### Instructions to follow:
Pull out every line below holding the word "title".
------ Provided records
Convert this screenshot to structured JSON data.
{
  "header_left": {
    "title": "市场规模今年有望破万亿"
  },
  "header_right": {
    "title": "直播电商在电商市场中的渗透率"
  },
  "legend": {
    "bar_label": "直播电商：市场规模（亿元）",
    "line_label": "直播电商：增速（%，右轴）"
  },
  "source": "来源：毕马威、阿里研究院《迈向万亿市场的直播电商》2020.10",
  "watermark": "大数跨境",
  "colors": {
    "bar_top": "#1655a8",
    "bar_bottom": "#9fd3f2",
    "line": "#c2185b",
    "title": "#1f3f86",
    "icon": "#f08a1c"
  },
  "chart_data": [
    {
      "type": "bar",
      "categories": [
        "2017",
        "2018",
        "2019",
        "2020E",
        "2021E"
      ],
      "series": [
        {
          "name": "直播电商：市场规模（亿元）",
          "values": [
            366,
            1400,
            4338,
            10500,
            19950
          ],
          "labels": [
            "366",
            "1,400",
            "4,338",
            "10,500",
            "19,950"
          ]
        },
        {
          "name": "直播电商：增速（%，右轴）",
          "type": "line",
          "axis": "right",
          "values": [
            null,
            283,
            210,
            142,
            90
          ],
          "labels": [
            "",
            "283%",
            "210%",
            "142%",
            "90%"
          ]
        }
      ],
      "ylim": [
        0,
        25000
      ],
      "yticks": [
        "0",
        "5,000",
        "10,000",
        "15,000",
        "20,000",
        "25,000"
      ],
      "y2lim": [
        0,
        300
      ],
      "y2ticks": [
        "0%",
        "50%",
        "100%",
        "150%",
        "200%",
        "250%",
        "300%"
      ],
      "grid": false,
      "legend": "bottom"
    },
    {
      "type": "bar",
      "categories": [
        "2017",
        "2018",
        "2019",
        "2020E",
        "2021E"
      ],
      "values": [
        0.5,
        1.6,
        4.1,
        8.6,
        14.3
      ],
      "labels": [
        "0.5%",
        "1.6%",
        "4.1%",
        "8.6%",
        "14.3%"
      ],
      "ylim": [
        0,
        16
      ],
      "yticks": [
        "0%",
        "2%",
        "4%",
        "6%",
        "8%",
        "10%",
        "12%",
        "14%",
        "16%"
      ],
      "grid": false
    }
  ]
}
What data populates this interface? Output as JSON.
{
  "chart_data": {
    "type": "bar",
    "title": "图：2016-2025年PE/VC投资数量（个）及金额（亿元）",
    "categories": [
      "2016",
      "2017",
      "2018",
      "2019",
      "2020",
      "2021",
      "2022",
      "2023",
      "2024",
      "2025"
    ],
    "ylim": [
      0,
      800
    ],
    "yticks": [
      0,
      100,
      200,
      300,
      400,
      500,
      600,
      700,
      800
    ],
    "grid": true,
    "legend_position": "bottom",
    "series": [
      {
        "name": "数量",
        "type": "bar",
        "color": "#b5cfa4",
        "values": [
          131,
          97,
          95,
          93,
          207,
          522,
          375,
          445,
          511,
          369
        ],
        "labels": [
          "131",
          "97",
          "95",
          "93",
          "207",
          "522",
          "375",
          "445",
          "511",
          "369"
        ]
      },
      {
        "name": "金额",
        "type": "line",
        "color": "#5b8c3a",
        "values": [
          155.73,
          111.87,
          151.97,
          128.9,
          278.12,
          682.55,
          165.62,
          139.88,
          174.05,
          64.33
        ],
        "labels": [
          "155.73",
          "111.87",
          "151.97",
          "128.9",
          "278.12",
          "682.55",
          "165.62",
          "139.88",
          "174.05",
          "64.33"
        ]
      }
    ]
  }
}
------------
### Full solution:
    "title": "市场规模今年有望破万亿"
    "title": "直播电商在电商市场中的渗透率"
    "title": "#1f3f86",
    "title": "图：2016-2025年PE/VC投资数量（个）及金额（亿元）",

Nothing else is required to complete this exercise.